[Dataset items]
○ ○ ○

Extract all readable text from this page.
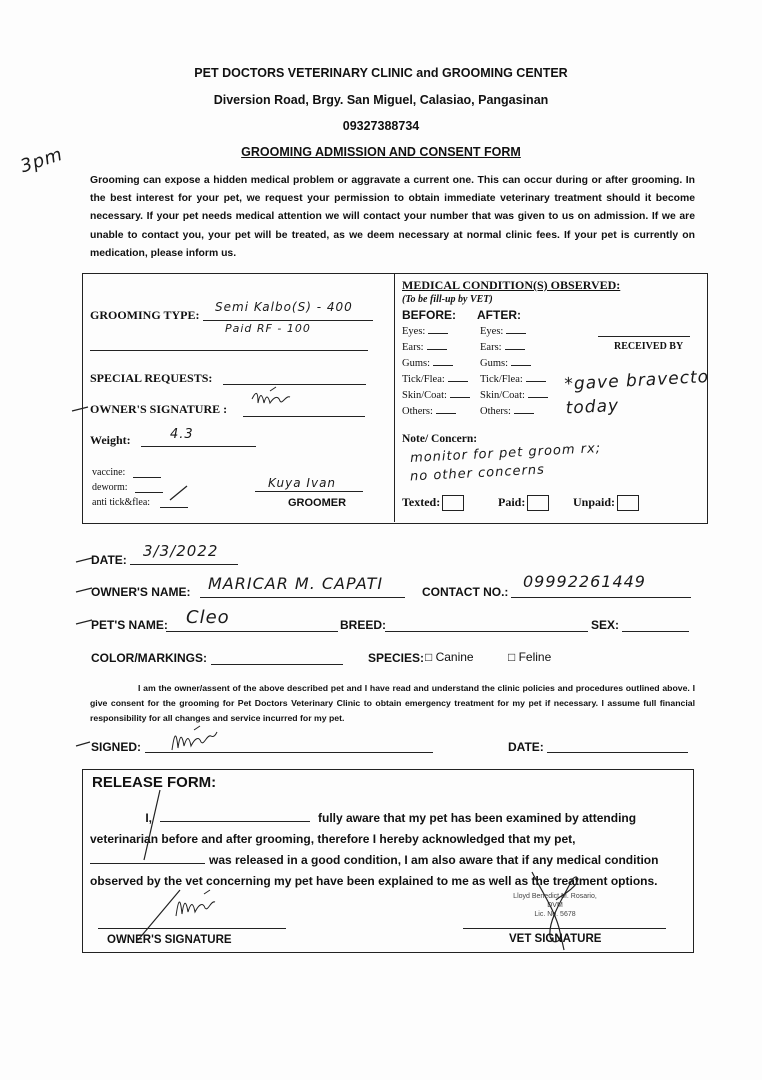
PET DOCTORS VETERINARY CLINIC and GROOMING CENTER
Diversion Road, Brgy. San Miguel, Calasiao, Pangasinan
09327388734
GROOMING ADMISSION AND CONSENT FORM
3pm
Grooming can expose a hidden medical problem or aggravate a current one. This can occur during or after grooming. In the best interest for your pet, we request your permission to obtain immediate veterinary treatment should it become necessary. If your pet needs medical attention we will contact your number that was given to us on admission. If we are unable to contact you, your pet will be treated, as we deem necessary at normal clinic fees. If your pet is currently on medication, please inform us.
GROOMING TYPE:
Semi Kalbo(S) - 400
Paid RF - 100
SPECIAL REQUESTS:
OWNER'S SIGNATURE :
Weight:	4.3
vaccine:
deworm:
anti tick&flea:
Kuya Ivan
GROOMER
MEDICAL CONDITION(S) OBSERVED:
(To be fill-up by VET)
BEFORE: AFTER:
Eyes:	Eyes:
Ears:	Ears:
Gums:	Gums:
Tick/Flea:	Tick/Flea:
Skin/Coat:	Skin/Coat:
Others:	Others:
RECEIVED BY
*gave bravecto today
Note/ Concern:
monitor for pet groom rx;
no other concerns
Texted:	Paid:	Unpaid:
DATE: 3/3/2022
OWNER'S NAME: MARICAR M. CAPATI	CONTACT NO.:
09992261449
PET'S NAME: Cleo	BREED:	SEX:
COLOR/MARKINGS:	SPECIES: □ Canine	□ Feline
I am the owner/assent of the above described pet and I have read and understand the clinic policies and procedures outlined above. I give consent for the grooming for Pet Doctors Veterinary Clinic to obtain emergency treatment for my pet if necessary. I assume full financial responsibility for all changes and service incurred for my pet.
SIGNED:	DATE:
RELEASE FORM:
I,	fully aware that my pet has been examined by attending
veterinarian before and after grooming, therefore I hereby acknowledged that my pet,
was released in a good condition, I am also aware that if any medical condition
observed by the vet concerning my pet have been explained to me as well as the treatment options.
OWNER'S SIGNATURE
Lloyd Benedict M. Rosario, DVM
Lic. No. 5678
VET SIGNATURE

○ ○ ○

TASK DESCRIPTION: Set down every record once more, word for word, without pictures.

COMPLETED EXERCISE:
Extract all readable text from this page.
PET DOCTORS VETERINARY CLINIC and GROOMING CENTER
Diversion Road, Brgy. San Miguel, Calasiao, Pangasinan
09327388734
GROOMING ADMISSION AND CONSENT FORM
3pm
Grooming can expose a hidden medical problem or aggravate a current one. This can occur during or after grooming. In the best interest for your pet, we request your permission to obtain immediate veterinary treatment should it become necessary. If your pet needs medical attention we will contact your number that was given to us on admission. If we are unable to contact you, your pet will be treated, as we deem necessary at normal clinic fees. If your pet is currently on medication, please inform us.
GROOMING TYPE:
Semi Kalbo(S) - 400
Paid RF - 100
SPECIAL REQUESTS:
OWNER'S SIGNATURE :
Weight:	4.3
vaccine:
deworm:
anti tick&flea:
Kuya Ivan
GROOMER
MEDICAL CONDITION(S) OBSERVED:
(To be fill-up by VET)
BEFORE: AFTER:
Eyes:	Eyes:
Ears:	Ears:
Gums:	Gums:
Tick/Flea:	Tick/Flea:
Skin/Coat:	Skin/Coat:
Others:	Others:
RECEIVED BY
*gave bravecto today
Note/ Concern:
monitor for pet groom rx;
no other concerns
Texted:	Paid:	Unpaid:
DATE: 3/3/2022
OWNER'S NAME: MARICAR M. CAPATI	CONTACT NO.:
09992261449
PET'S NAME: Cleo	BREED:	SEX:
COLOR/MARKINGS:	SPECIES: □ Canine	□ Feline
I am the owner/assent of the above described pet and I have read and understand the clinic policies and procedures outlined above. I give consent for the grooming for Pet Doctors Veterinary Clinic to obtain emergency treatment for my pet if necessary. I assume full financial responsibility for all changes and service incurred for my pet.
SIGNED:	DATE:
RELEASE FORM:
I,	fully aware that my pet has been examined by attending
veterinarian before and after grooming, therefore I hereby acknowledged that my pet,
was released in a good condition, I am also aware that if any medical condition
observed by the vet concerning my pet have been explained to me as well as the treatment options.
OWNER'S SIGNATURE
Lloyd Benedict M. Rosario, DVM
Lic. No. 5678
VET SIGNATURE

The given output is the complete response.